LISTED RECORDS:
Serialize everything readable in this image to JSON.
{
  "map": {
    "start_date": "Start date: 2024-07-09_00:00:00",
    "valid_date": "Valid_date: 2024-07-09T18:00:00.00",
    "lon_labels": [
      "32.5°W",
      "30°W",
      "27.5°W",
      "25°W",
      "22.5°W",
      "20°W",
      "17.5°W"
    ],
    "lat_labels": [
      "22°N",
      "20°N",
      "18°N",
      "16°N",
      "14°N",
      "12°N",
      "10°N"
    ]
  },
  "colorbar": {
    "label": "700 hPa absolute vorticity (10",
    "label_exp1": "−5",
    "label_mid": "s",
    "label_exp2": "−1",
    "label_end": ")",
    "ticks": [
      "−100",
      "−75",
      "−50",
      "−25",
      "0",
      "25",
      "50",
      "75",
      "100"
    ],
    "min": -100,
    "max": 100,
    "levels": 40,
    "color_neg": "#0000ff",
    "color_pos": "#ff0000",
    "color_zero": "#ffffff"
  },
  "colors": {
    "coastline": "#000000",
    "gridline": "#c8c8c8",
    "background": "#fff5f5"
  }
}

EXERCISE PROMPT:
Reproduce the records above exactly as they appear.

RESULT BELOW:
Serialize everything readable in this image to JSON.
{
  "map": {
    "start_date": "Start date: 2024-07-09_00:00:00",
    "valid_date": "Valid_date: 2024-07-09T18:00:00.00",
    "lon_labels": [
      "32.5°W",
      "30°W",
      "27.5°W",
      "25°W",
      "22.5°W",
      "20°W",
      "17.5°W"
    ],
    "lat_labels": [
      "22°N",
      "20°N",
      "18°N",
      "16°N",
      "14°N",
      "12°N",
      "10°N"
    ]
  },
  "colorbar": {
    "label": "700 hPa absolute vorticity (10",
    "label_exp1": "−5",
    "label_mid": "s",
    "label_exp2": "−1",
    "label_end": ")",
    "ticks": [
      "−100",
      "−75",
      "−50",
      "−25",
      "0",
      "25",
      "50",
      "75",
      "100"
    ],
    "min": -100,
    "max": 100,
    "levels": 40,
    "color_neg": "#0000ff",
    "color_pos": "#ff0000",
    "color_zero": "#ffffff"
  },
  "colors": {
    "coastline": "#000000",
    "gridline": "#c8c8c8",
    "background": "#fff5f5"
  }
}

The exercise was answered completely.